Images embedded in the records are excluded; print everything else exactly as given.

[Data entries]
============

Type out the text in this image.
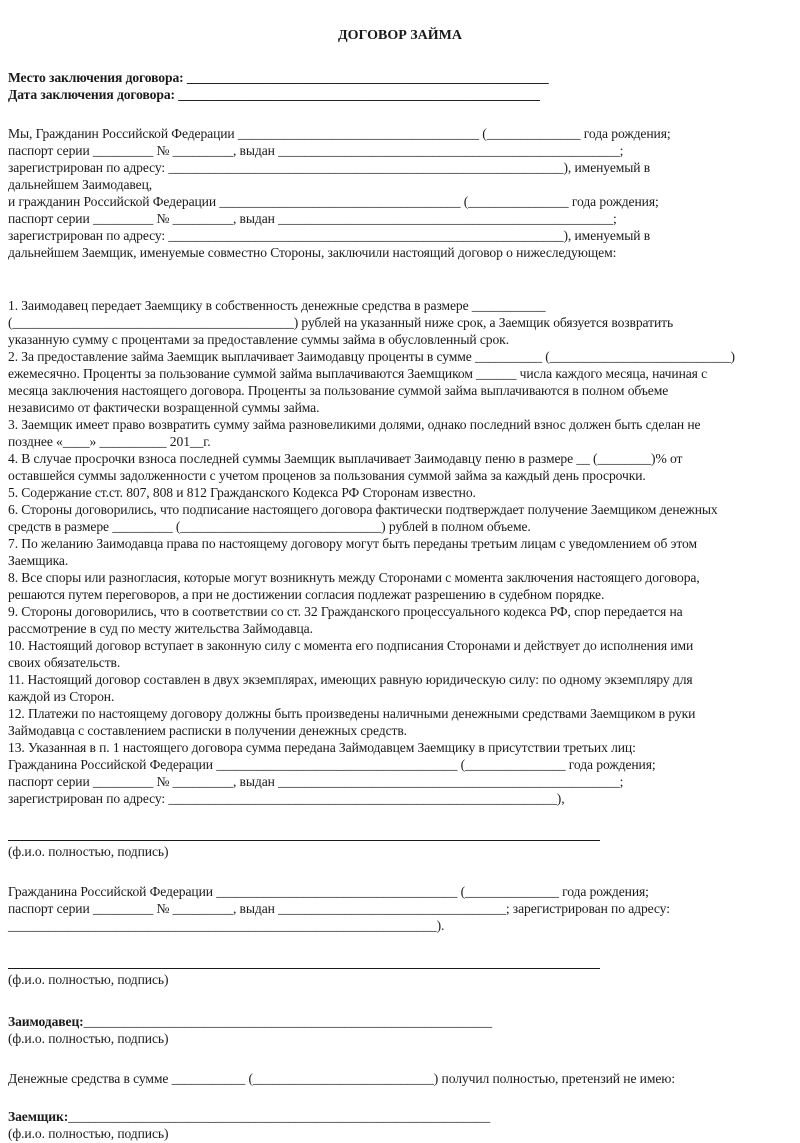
ДОГОВОР ЗАЙМА
Место заключения договора: ______________________________________________________
Дата заключения договора: ______________________________________________________
Мы, Гражданин Российской Федерации ____________________________________ (______________ года рождения;
паспорт серии _________ № _________, выдан ___________________________________________________;
зарегистрирован по адресу: ___________________________________________________________), именуемый в
дальнейшем Заимодавец,
и гражданин Российской Федерации ____________________________________ (_______________ года рождения;
паспорт серии _________ № _________, выдан __________________________________________________;
зарегистрирован по адресу: ___________________________________________________________), именуемый в
дальнейшем Заемщик, именуемые совместно Стороны, заключили настоящий договор о нижеследующем:
1. Заимодавец передает Заемщику в собственность денежные средства в размере ___________
(__________________________________________) рублей на указанный ниже срок, а Заемщик обязуется возвратить
указанную сумму с процентами за предоставление суммы займа в обусловленный срок.
2. За предоставление займа Заемщик выплачивает Заимодавцу проценты в сумме __________ (___________________________)
ежемесячно. Проценты за пользование суммой займа выплачиваются Заемщиком ______ числа каждого месяца, начиная с
месяца заключения настоящего договора. Проценты за пользование суммой займа выплачиваются в полном объеме
независимо от фактически возращенной суммы займа.
3. Заемщик имеет право возвратить сумму займа разновеликими долями, однако последний взнос должен быть сделан не
позднее «____» __________ 201__г.
4. В случае просрочки взноса последней суммы Заемщик выплачивает Заимодавцу пеню в размере __ (________)% от
оставшейся суммы задолженности с учетом проценов за пользования суммой займа за каждый день просрочки.
5. Содержание ст.ст. 807, 808 и 812 Гражданского Кодекса РФ Сторонам известно.
6. Стороны договорились, что подписание настоящего договора фактически подтверждает получение Заемщиком денежных
средств в размере _________ (______________________________) рублей в полном объеме.
7. По желанию Заимодавца права по настоящему договору могут быть переданы третьим лицам с уведомлением об этом
Заемщика.
8. Все споры или разногласия, которые могут возникнуть между Сторонами с момента заключения настоящего договора,
решаются путем переговоров, а при не достижении согласия подлежат разрешению в судебном порядке.
9. Стороны договорились, что в соответствии со ст. 32 Гражданского процессуального кодекса РФ, спор передается на
рассмотрение в суд по месту жительства Займодавца.
10. Настоящий договор вступает в законную силу с момента его подписания Сторонами и действует до исполнения ими
своих обязательств.
11. Настоящий договор составлен в двух экземплярах, имеющих равную юридическую силу: по одному экземпляру для
каждой из Сторон.
12. Платежи по настоящему договору должны быть произведены наличными денежными средствами Заемщиком в руки
Займодавца с составлением расписки в получении денежных средств.
13. Указанная в п. 1 настоящего договора сумма передана Займодавцем Заемщику в присутствии третьих лиц:
Гражданина Российской Федерации ____________________________________ (_______________ года рождения;
паспорт серии _________ № _________, выдан ___________________________________________________;
зарегистрирован по адресу: __________________________________________________________),
(ф.и.о. полностью, подпись)
Гражданина Российской Федерации ____________________________________ (______________ года рождения;
паспорт серии _________ № _________, выдан __________________________________; зарегистрирован по адресу:
________________________________________________________________).
(ф.и.о. полностью, подпись)
Заимодавец:_____________________________________________________________
(ф.и.о. полностью, подпись)
Денежные средства в сумме ___________ (___________________________) получил полностью, претензий не имею:
Заемщик:_______________________________________________________________
(ф.и.о. полностью, подпись)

============

(Solution for this problem):
Type out the text in this image.
ДОГОВОР ЗАЙМА
Место заключения договора: ______________________________________________________
Дата заключения договора: ______________________________________________________
Мы, Гражданин Российской Федерации ____________________________________ (______________ года рождения;
паспорт серии _________ № _________, выдан ___________________________________________________;
зарегистрирован по адресу: ___________________________________________________________), именуемый в
дальнейшем Заимодавец,
и гражданин Российской Федерации ____________________________________ (_______________ года рождения;
паспорт серии _________ № _________, выдан __________________________________________________;
зарегистрирован по адресу: ___________________________________________________________), именуемый в
дальнейшем Заемщик, именуемые совместно Стороны, заключили настоящий договор о нижеследующем:
1. Заимодавец передает Заемщику в собственность денежные средства в размере ___________
(__________________________________________) рублей на указанный ниже срок, а Заемщик обязуется возвратить
указанную сумму с процентами за предоставление суммы займа в обусловленный срок.
2. За предоставление займа Заемщик выплачивает Заимодавцу проценты в сумме __________ (___________________________)
ежемесячно. Проценты за пользование суммой займа выплачиваются Заемщиком ______ числа каждого месяца, начиная с
месяца заключения настоящего договора. Проценты за пользование суммой займа выплачиваются в полном объеме
независимо от фактически возращенной суммы займа.
3. Заемщик имеет право возвратить сумму займа разновеликими долями, однако последний взнос должен быть сделан не
позднее «____» __________ 201__г.
4. В случае просрочки взноса последней суммы Заемщик выплачивает Заимодавцу пеню в размере __ (________)% от
оставшейся суммы задолженности с учетом проценов за пользования суммой займа за каждый день просрочки.
5. Содержание ст.ст. 807, 808 и 812 Гражданского Кодекса РФ Сторонам известно.
6. Стороны договорились, что подписание настоящего договора фактически подтверждает получение Заемщиком денежных
средств в размере _________ (______________________________) рублей в полном объеме.
7. По желанию Заимодавца права по настоящему договору могут быть переданы третьим лицам с уведомлением об этом
Заемщика.
8. Все споры или разногласия, которые могут возникнуть между Сторонами с момента заключения настоящего договора,
решаются путем переговоров, а при не достижении согласия подлежат разрешению в судебном порядке.
9. Стороны договорились, что в соответствии со ст. 32 Гражданского процессуального кодекса РФ, спор передается на
рассмотрение в суд по месту жительства Займодавца.
10. Настоящий договор вступает в законную силу с момента его подписания Сторонами и действует до исполнения ими
своих обязательств.
11. Настоящий договор составлен в двух экземплярах, имеющих равную юридическую силу: по одному экземпляру для
каждой из Сторон.
12. Платежи по настоящему договору должны быть произведены наличными денежными средствами Заемщиком в руки
Займодавца с составлением расписки в получении денежных средств.
13. Указанная в п. 1 настоящего договора сумма передана Займодавцем Заемщику в присутствии третьих лиц:
Гражданина Российской Федерации ____________________________________ (_______________ года рождения;
паспорт серии _________ № _________, выдан ___________________________________________________;
зарегистрирован по адресу: __________________________________________________________),
(ф.и.о. полностью, подпись)
Гражданина Российской Федерации ____________________________________ (______________ года рождения;
паспорт серии _________ № _________, выдан __________________________________; зарегистрирован по адресу:
________________________________________________________________).
(ф.и.о. полностью, подпись)
Заимодавец:_____________________________________________________________
(ф.и.о. полностью, подпись)
Денежные средства в сумме ___________ (___________________________) получил полностью, претензий не имею:
Заемщик:_______________________________________________________________
(ф.и.о. полностью, подпись)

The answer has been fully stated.